(Items)
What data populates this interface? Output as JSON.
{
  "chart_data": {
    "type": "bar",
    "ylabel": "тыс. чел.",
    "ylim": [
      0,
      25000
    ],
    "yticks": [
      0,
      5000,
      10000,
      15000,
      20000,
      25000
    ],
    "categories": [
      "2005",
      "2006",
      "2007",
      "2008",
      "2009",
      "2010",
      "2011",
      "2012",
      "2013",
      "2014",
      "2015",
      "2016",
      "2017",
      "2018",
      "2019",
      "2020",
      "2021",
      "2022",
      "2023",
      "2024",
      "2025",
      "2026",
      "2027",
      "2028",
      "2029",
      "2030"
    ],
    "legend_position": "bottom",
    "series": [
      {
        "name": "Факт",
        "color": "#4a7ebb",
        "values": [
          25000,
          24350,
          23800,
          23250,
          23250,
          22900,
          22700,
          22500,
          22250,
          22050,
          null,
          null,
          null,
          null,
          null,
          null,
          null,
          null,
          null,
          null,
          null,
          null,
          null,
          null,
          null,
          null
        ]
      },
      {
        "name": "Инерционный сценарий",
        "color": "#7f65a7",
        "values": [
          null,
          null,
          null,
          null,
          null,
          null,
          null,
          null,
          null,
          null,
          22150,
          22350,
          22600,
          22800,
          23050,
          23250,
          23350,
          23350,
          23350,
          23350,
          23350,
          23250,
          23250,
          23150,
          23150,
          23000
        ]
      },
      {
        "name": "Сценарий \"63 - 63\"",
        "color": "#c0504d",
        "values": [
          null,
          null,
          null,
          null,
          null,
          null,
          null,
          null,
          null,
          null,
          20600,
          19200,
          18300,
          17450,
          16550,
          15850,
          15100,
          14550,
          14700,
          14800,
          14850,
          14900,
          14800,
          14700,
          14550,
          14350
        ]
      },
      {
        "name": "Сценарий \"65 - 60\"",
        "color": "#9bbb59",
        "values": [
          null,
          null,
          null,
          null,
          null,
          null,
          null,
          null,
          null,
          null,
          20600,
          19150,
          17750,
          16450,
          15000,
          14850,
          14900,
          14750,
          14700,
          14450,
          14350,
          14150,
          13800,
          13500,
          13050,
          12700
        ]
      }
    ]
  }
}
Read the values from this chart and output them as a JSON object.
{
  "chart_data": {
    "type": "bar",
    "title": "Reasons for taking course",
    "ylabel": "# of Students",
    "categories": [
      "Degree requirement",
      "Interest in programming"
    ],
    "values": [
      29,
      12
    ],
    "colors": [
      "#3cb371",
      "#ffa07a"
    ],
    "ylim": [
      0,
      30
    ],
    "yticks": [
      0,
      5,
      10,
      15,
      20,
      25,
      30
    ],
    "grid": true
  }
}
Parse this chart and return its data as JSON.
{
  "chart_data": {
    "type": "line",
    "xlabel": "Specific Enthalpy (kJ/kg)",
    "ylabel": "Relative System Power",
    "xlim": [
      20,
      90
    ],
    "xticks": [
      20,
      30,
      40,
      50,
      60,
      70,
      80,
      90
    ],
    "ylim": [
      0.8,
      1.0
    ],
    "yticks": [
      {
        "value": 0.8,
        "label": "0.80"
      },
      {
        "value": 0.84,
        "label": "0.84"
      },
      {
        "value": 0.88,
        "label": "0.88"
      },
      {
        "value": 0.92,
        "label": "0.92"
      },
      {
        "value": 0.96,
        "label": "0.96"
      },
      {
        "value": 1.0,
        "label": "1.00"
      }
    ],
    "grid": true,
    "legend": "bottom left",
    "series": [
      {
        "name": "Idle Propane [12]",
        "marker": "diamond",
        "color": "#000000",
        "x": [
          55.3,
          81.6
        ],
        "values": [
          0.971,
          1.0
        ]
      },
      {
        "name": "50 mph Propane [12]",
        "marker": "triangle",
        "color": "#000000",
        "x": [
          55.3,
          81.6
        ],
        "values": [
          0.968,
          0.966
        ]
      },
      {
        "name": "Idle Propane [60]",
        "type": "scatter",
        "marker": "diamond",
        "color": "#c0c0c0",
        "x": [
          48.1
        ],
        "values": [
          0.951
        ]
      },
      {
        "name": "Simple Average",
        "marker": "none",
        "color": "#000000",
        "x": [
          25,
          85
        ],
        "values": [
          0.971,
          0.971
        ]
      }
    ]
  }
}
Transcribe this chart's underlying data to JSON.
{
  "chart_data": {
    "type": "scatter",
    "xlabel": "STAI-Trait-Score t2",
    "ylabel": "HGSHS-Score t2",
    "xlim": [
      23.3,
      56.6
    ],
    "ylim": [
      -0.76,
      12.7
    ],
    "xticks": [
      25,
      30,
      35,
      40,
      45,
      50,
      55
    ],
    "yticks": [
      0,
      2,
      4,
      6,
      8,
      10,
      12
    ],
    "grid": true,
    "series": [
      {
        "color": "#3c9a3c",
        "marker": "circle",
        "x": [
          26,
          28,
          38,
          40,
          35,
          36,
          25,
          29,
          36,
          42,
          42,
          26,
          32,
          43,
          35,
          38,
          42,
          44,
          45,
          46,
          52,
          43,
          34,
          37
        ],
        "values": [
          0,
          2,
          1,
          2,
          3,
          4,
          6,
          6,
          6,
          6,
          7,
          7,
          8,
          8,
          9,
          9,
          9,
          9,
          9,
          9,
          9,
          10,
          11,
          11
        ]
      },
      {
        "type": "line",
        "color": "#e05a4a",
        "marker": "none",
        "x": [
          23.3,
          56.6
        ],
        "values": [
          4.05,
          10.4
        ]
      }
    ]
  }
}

(Direction)
Find each line holding the string "Score" and copy it out.

(Full response)
    "xlabel": "STAI-Trait-Score t2",
    "ylabel": "HGSHS-Score t2",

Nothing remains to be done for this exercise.